Do this:
Every record below should be printed exactly as given.

— START —

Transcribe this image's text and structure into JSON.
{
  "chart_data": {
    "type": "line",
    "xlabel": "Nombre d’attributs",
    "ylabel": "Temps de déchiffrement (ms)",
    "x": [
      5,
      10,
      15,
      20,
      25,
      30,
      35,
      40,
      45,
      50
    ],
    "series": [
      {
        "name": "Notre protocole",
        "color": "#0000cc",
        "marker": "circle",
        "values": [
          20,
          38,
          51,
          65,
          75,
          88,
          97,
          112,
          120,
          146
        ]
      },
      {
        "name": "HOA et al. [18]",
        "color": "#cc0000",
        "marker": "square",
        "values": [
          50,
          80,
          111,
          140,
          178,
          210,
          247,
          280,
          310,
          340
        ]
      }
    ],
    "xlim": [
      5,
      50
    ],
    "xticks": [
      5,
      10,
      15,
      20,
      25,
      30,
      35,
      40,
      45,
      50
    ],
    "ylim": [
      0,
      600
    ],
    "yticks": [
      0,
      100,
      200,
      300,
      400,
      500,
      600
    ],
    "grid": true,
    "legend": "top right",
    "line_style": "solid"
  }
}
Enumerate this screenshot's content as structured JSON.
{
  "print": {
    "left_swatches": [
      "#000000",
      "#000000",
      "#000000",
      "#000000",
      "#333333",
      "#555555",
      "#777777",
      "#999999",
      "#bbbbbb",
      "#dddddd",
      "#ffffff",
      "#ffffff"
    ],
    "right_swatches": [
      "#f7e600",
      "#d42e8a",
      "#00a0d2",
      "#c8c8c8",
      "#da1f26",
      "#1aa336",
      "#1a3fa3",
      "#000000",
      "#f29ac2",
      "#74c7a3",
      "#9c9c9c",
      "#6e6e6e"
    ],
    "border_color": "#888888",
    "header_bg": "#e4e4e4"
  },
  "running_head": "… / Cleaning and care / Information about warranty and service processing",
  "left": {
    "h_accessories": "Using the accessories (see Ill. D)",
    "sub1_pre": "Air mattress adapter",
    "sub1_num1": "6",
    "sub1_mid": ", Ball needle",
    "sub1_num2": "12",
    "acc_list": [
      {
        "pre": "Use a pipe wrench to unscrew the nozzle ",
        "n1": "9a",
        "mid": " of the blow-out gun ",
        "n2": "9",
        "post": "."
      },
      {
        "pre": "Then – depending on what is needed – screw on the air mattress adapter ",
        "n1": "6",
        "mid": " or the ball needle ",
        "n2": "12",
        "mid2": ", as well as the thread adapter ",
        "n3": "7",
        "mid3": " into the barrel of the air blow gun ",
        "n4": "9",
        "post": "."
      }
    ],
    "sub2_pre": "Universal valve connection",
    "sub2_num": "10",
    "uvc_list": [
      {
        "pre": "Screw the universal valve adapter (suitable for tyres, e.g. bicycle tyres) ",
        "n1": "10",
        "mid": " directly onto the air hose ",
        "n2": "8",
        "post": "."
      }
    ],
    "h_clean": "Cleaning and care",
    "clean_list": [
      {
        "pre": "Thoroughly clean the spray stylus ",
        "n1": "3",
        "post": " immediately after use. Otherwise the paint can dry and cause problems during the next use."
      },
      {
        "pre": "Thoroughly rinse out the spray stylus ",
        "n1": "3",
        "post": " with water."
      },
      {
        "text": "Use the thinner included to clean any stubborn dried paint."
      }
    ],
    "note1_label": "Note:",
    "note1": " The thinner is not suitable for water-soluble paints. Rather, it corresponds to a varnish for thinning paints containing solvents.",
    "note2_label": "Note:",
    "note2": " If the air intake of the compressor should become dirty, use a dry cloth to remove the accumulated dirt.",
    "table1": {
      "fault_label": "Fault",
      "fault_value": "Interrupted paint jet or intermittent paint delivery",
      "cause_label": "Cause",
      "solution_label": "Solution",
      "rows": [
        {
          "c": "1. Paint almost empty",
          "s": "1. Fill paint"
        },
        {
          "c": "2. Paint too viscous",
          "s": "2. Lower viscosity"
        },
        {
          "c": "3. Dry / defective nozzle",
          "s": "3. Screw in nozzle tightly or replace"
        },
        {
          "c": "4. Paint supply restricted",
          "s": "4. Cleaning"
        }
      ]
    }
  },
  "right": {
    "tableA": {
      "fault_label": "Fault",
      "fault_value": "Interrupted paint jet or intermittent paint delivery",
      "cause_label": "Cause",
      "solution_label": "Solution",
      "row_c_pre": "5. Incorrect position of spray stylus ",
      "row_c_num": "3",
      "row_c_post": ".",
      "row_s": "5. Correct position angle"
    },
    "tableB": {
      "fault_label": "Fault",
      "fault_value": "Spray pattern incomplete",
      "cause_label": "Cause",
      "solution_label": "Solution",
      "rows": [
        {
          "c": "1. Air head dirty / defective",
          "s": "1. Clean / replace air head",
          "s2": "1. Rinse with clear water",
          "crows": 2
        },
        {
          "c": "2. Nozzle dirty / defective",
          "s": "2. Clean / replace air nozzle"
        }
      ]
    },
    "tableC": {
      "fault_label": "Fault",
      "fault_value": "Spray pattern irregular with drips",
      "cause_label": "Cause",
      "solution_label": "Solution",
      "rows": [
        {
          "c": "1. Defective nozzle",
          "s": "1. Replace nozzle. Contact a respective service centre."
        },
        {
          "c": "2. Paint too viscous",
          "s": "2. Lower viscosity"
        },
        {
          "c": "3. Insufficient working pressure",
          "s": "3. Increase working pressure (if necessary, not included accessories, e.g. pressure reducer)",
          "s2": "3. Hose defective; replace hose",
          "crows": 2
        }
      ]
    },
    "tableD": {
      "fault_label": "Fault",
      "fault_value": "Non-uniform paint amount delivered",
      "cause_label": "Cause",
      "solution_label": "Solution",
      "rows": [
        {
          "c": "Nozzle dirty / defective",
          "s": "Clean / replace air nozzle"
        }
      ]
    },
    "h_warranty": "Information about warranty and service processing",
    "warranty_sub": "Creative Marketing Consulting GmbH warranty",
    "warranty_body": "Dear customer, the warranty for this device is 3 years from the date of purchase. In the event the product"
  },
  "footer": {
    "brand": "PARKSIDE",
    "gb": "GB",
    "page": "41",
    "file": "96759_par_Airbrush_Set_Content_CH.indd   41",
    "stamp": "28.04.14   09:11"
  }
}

— END —

Answer below:
Transcribe this image's text and structure into JSON.
{
  "chart_data": {
    "type": "line",
    "xlabel": "Nombre d’attributs",
    "ylabel": "Temps de déchiffrement (ms)",
    "x": [
      5,
      10,
      15,
      20,
      25,
      30,
      35,
      40,
      45,
      50
    ],
    "series": [
      {
        "name": "Notre protocole",
        "color": "#0000cc",
        "marker": "circle",
        "values": [
          20,
          38,
          51,
          65,
          75,
          88,
          97,
          112,
          120,
          146
        ]
      },
      {
        "name": "HOA et al. [18]",
        "color": "#cc0000",
        "marker": "square",
        "values": [
          50,
          80,
          111,
          140,
          178,
          210,
          247,
          280,
          310,
          340
        ]
      }
    ],
    "xlim": [
      5,
      50
    ],
    "xticks": [
      5,
      10,
      15,
      20,
      25,
      30,
      35,
      40,
      45,
      50
    ],
    "ylim": [
      0,
      600
    ],
    "yticks": [
      0,
      100,
      200,
      300,
      400,
      500,
      600
    ],
    "grid": true,
    "legend": "top right",
    "line_style": "solid"
  }
}
Enumerate this screenshot's content as structured JSON.
{
  "print": {
    "left_swatches": [
      "#000000",
      "#000000",
      "#000000",
      "#000000",
      "#333333",
      "#555555",
      "#777777",
      "#999999",
      "#bbbbbb",
      "#dddddd",
      "#ffffff",
      "#ffffff"
    ],
    "right_swatches": [
      "#f7e600",
      "#d42e8a",
      "#00a0d2",
      "#c8c8c8",
      "#da1f26",
      "#1aa336",
      "#1a3fa3",
      "#000000",
      "#f29ac2",
      "#74c7a3",
      "#9c9c9c",
      "#6e6e6e"
    ],
    "border_color": "#888888",
    "header_bg": "#e4e4e4"
  },
  "running_head": "… / Cleaning and care / Information about warranty and service processing",
  "left": {
    "h_accessories": "Using the accessories (see Ill. D)",
    "sub1_pre": "Air mattress adapter",
    "sub1_num1": "6",
    "sub1_mid": ", Ball needle",
    "sub1_num2": "12",
    "acc_list": [
      {
        "pre": "Use a pipe wrench to unscrew the nozzle ",
        "n1": "9a",
        "mid": " of the blow-out gun ",
        "n2": "9",
        "post": "."
      },
      {
        "pre": "Then – depending on what is needed – screw on the air mattress adapter ",
        "n1": "6",
        "mid": " or the ball needle ",
        "n2": "12",
        "mid2": ", as well as the thread adapter ",
        "n3": "7",
        "mid3": " into the barrel of the air blow gun ",
        "n4": "9",
        "post": "."
      }
    ],
    "sub2_pre": "Universal valve connection",
    "sub2_num": "10",
    "uvc_list": [
      {
        "pre": "Screw the universal valve adapter (suitable for tyres, e.g. bicycle tyres) ",
        "n1": "10",
        "mid": " directly onto the air hose ",
        "n2": "8",
        "post": "."
      }
    ],
    "h_clean": "Cleaning and care",
    "clean_list": [
      {
        "pre": "Thoroughly clean the spray stylus ",
        "n1": "3",
        "post": " immediately after use. Otherwise the paint can dry and cause problems during the next use."
      },
      {
        "pre": "Thoroughly rinse out the spray stylus ",
        "n1": "3",
        "post": " with water."
      },
      {
        "text": "Use the thinner included to clean any stubborn dried paint."
      }
    ],
    "note1_label": "Note:",
    "note1": " The thinner is not suitable for water-soluble paints. Rather, it corresponds to a varnish for thinning paints containing solvents.",
    "note2_label": "Note:",
    "note2": " If the air intake of the compressor should become dirty, use a dry cloth to remove the accumulated dirt.",
    "table1": {
      "fault_label": "Fault",
      "fault_value": "Interrupted paint jet or intermittent paint delivery",
      "cause_label": "Cause",
      "solution_label": "Solution",
      "rows": [
        {
          "c": "1. Paint almost empty",
          "s": "1. Fill paint"
        },
        {
          "c": "2. Paint too viscous",
          "s": "2. Lower viscosity"
        },
        {
          "c": "3. Dry / defective nozzle",
          "s": "3. Screw in nozzle tightly or replace"
        },
        {
          "c": "4. Paint supply restricted",
          "s": "4. Cleaning"
        }
      ]
    }
  },
  "right": {
    "tableA": {
      "fault_label": "Fault",
      "fault_value": "Interrupted paint jet or intermittent paint delivery",
      "cause_label": "Cause",
      "solution_label": "Solution",
      "row_c_pre": "5. Incorrect position of spray stylus ",
      "row_c_num": "3",
      "row_c_post": ".",
      "row_s": "5. Correct position angle"
    },
    "tableB": {
      "fault_label": "Fault",
      "fault_value": "Spray pattern incomplete",
      "cause_label": "Cause",
      "solution_label": "Solution",
      "rows": [
        {
          "c": "1. Air head dirty / defective",
          "s": "1. Clean / replace air head",
          "s2": "1. Rinse with clear water",
          "crows": 2
        },
        {
          "c": "2. Nozzle dirty / defective",
          "s": "2. Clean / replace air nozzle"
        }
      ]
    },
    "tableC": {
      "fault_label": "Fault",
      "fault_value": "Spray pattern irregular with drips",
      "cause_label": "Cause",
      "solution_label": "Solution",
      "rows": [
        {
          "c": "1. Defective nozzle",
          "s": "1. Replace nozzle. Contact a respective service centre."
        },
        {
          "c": "2. Paint too viscous",
          "s": "2. Lower viscosity"
        },
        {
          "c": "3. Insufficient working pressure",
          "s": "3. Increase working pressure (if necessary, not included accessories, e.g. pressure reducer)",
          "s2": "3. Hose defective; replace hose",
          "crows": 2
        }
      ]
    },
    "tableD": {
      "fault_label": "Fault",
      "fault_value": "Non-uniform paint amount delivered",
      "cause_label": "Cause",
      "solution_label": "Solution",
      "rows": [
        {
          "c": "Nozzle dirty / defective",
          "s": "Clean / replace air nozzle"
        }
      ]
    },
    "h_warranty": "Information about warranty and service processing",
    "warranty_sub": "Creative Marketing Consulting GmbH warranty",
    "warranty_body": "Dear customer, the warranty for this device is 3 years from the date of purchase. In the event the product"
  },
  "footer": {
    "brand": "PARKSIDE",
    "gb": "GB",
    "page": "41",
    "file": "96759_par_Airbrush_Set_Content_CH.indd   41",
    "stamp": "28.04.14   09:11"
  }
}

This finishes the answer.